"""

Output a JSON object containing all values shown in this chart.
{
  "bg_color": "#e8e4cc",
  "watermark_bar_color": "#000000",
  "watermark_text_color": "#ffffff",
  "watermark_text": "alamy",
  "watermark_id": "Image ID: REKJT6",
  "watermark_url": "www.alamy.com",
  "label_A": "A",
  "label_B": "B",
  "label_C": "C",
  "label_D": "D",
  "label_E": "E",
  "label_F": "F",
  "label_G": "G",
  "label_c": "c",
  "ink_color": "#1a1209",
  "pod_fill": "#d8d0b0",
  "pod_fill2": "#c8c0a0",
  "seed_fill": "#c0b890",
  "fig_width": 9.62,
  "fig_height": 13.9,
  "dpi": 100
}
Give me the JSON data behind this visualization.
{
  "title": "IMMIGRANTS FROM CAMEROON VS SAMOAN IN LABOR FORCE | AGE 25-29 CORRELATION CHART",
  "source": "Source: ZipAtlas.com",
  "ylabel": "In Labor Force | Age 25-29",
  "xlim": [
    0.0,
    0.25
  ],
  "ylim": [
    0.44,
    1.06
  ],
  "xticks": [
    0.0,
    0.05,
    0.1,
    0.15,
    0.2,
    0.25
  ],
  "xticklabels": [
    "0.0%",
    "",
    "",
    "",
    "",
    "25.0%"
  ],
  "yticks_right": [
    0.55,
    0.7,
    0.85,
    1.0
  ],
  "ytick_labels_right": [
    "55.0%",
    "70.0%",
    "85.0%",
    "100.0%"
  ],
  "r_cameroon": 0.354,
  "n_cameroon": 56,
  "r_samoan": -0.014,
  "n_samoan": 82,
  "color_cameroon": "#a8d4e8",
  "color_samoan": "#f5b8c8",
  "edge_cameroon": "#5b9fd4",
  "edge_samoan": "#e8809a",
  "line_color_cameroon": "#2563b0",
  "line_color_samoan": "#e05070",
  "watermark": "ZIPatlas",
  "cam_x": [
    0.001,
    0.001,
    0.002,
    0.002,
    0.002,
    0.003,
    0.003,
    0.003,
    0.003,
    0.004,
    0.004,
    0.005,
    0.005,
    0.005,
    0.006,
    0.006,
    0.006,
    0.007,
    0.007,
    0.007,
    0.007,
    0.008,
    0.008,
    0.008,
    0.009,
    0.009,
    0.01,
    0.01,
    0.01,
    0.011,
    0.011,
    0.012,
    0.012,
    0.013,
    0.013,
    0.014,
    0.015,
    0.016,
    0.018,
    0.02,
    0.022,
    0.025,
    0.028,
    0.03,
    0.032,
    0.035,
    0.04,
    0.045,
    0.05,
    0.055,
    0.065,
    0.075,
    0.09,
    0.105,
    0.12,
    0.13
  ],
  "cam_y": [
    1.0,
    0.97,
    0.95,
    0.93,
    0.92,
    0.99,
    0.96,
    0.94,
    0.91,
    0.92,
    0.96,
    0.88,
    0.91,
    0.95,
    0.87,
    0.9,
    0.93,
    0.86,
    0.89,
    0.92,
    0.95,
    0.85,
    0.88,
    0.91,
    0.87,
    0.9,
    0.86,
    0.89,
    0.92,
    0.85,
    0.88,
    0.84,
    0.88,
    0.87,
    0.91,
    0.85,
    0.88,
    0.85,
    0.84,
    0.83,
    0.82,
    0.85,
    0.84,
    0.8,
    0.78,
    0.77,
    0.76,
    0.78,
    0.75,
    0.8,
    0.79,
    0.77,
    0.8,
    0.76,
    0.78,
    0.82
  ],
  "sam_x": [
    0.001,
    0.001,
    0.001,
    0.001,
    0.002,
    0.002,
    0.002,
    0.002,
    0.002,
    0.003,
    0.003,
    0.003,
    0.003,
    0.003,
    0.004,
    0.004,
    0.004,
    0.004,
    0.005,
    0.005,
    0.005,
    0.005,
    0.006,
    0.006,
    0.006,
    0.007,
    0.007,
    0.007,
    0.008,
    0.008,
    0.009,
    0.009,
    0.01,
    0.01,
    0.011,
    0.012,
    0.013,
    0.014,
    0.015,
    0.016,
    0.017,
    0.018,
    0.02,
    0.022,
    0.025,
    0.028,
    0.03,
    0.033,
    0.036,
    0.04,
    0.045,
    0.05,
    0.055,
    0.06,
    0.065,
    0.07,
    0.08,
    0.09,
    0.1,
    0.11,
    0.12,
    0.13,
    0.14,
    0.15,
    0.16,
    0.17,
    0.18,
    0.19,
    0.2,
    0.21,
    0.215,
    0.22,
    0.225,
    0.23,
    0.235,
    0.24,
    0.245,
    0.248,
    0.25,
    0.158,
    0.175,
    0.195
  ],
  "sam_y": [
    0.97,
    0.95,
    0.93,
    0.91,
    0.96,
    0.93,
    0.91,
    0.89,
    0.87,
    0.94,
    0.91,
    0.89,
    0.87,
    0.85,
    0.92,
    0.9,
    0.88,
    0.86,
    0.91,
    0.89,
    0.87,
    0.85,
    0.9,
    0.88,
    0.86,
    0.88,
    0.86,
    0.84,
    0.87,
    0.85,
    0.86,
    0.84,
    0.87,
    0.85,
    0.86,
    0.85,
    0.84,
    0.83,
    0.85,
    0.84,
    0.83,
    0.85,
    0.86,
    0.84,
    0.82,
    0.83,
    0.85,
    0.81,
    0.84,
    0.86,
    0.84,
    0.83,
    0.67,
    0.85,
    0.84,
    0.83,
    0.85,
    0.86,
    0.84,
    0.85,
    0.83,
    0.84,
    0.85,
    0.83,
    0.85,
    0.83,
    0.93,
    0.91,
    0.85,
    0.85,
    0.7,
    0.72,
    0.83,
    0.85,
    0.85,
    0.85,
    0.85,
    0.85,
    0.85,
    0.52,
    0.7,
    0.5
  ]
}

"""

▸ Short task
Please output the complete data exactly.

▸ The reply
Output a JSON object containing all values shown in this chart.
{
  "bg_color": "#e8e4cc",
  "watermark_bar_color": "#000000",
  "watermark_text_color": "#ffffff",
  "watermark_text": "alamy",
  "watermark_id": "Image ID: REKJT6",
  "watermark_url": "www.alamy.com",
  "label_A": "A",
  "label_B": "B",
  "label_C": "C",
  "label_D": "D",
  "label_E": "E",
  "label_F": "F",
  "label_G": "G",
  "label_c": "c",
  "ink_color": "#1a1209",
  "pod_fill": "#d8d0b0",
  "pod_fill2": "#c8c0a0",
  "seed_fill": "#c0b890",
  "fig_width": 9.62,
  "fig_height": 13.9,
  "dpi": 100
}
Give me the JSON data behind this visualization.
{
  "title": "IMMIGRANTS FROM CAMEROON VS SAMOAN IN LABOR FORCE | AGE 25-29 CORRELATION CHART",
  "source": "Source: ZipAtlas.com",
  "ylabel": "In Labor Force | Age 25-29",
  "xlim": [
    0.0,
    0.25
  ],
  "ylim": [
    0.44,
    1.06
  ],
  "xticks": [
    0.0,
    0.05,
    0.1,
    0.15,
    0.2,
    0.25
  ],
  "xticklabels": [
    "0.0%",
    "",
    "",
    "",
    "",
    "25.0%"
  ],
  "yticks_right": [
    0.55,
    0.7,
    0.85,
    1.0
  ],
  "ytick_labels_right": [
    "55.0%",
    "70.0%",
    "85.0%",
    "100.0%"
  ],
  "r_cameroon": 0.354,
  "n_cameroon": 56,
  "r_samoan": -0.014,
  "n_samoan": 82,
  "color_cameroon": "#a8d4e8",
  "color_samoan": "#f5b8c8",
  "edge_cameroon": "#5b9fd4",
  "edge_samoan": "#e8809a",
  "line_color_cameroon": "#2563b0",
  "line_color_samoan": "#e05070",
  "watermark": "ZIPatlas",
  "cam_x": [
    0.001,
    0.001,
    0.002,
    0.002,
    0.002,
    0.003,
    0.003,
    0.003,
    0.003,
    0.004,
    0.004,
    0.005,
    0.005,
    0.005,
    0.006,
    0.006,
    0.006,
    0.007,
    0.007,
    0.007,
    0.007,
    0.008,
    0.008,
    0.008,
    0.009,
    0.009,
    0.01,
    0.01,
    0.01,
    0.011,
    0.011,
    0.012,
    0.012,
    0.013,
    0.013,
    0.014,
    0.015,
    0.016,
    0.018,
    0.02,
    0.022,
    0.025,
    0.028,
    0.03,
    0.032,
    0.035,
    0.04,
    0.045,
    0.05,
    0.055,
    0.065,
    0.075,
    0.09,
    0.105,
    0.12,
    0.13
  ],
  "cam_y": [
    1.0,
    0.97,
    0.95,
    0.93,
    0.92,
    0.99,
    0.96,
    0.94,
    0.91,
    0.92,
    0.96,
    0.88,
    0.91,
    0.95,
    0.87,
    0.9,
    0.93,
    0.86,
    0.89,
    0.92,
    0.95,
    0.85,
    0.88,
    0.91,
    0.87,
    0.9,
    0.86,
    0.89,
    0.92,
    0.85,
    0.88,
    0.84,
    0.88,
    0.87,
    0.91,
    0.85,
    0.88,
    0.85,
    0.84,
    0.83,
    0.82,
    0.85,
    0.84,
    0.8,
    0.78,
    0.77,
    0.76,
    0.78,
    0.75,
    0.8,
    0.79,
    0.77,
    0.8,
    0.76,
    0.78,
    0.82
  ],
  "sam_x": [
    0.001,
    0.001,
    0.001,
    0.001,
    0.002,
    0.002,
    0.002,
    0.002,
    0.002,
    0.003,
    0.003,
    0.003,
    0.003,
    0.003,
    0.004,
    0.004,
    0.004,
    0.004,
    0.005,
    0.005,
    0.005,
    0.005,
    0.006,
    0.006,
    0.006,
    0.007,
    0.007,
    0.007,
    0.008,
    0.008,
    0.009,
    0.009,
    0.01,
    0.01,
    0.011,
    0.012,
    0.013,
    0.014,
    0.015,
    0.016,
    0.017,
    0.018,
    0.02,
    0.022,
    0.025,
    0.028,
    0.03,
    0.033,
    0.036,
    0.04,
    0.045,
    0.05,
    0.055,
    0.06,
    0.065,
    0.07,
    0.08,
    0.09,
    0.1,
    0.11,
    0.12,
    0.13,
    0.14,
    0.15,
    0.16,
    0.17,
    0.18,
    0.19,
    0.2,
    0.21,
    0.215,
    0.22,
    0.225,
    0.23,
    0.235,
    0.24,
    0.245,
    0.248,
    0.25,
    0.158,
    0.175,
    0.195
  ],
  "sam_y": [
    0.97,
    0.95,
    0.93,
    0.91,
    0.96,
    0.93,
    0.91,
    0.89,
    0.87,
    0.94,
    0.91,
    0.89,
    0.87,
    0.85,
    0.92,
    0.9,
    0.88,
    0.86,
    0.91,
    0.89,
    0.87,
    0.85,
    0.9,
    0.88,
    0.86,
    0.88,
    0.86,
    0.84,
    0.87,
    0.85,
    0.86,
    0.84,
    0.87,
    0.85,
    0.86,
    0.85,
    0.84,
    0.83,
    0.85,
    0.84,
    0.83,
    0.85,
    0.86,
    0.84,
    0.82,
    0.83,
    0.85,
    0.81,
    0.84,
    0.86,
    0.84,
    0.83,
    0.67,
    0.85,
    0.84,
    0.83,
    0.85,
    0.86,
    0.84,
    0.85,
    0.83,
    0.84,
    0.85,
    0.83,
    0.85,
    0.83,
    0.93,
    0.91,
    0.85,
    0.85,
    0.7,
    0.72,
    0.83,
    0.85,
    0.85,
    0.85,
    0.85,
    0.85,
    0.85,
    0.52,
    0.7,
    0.5
  ]
}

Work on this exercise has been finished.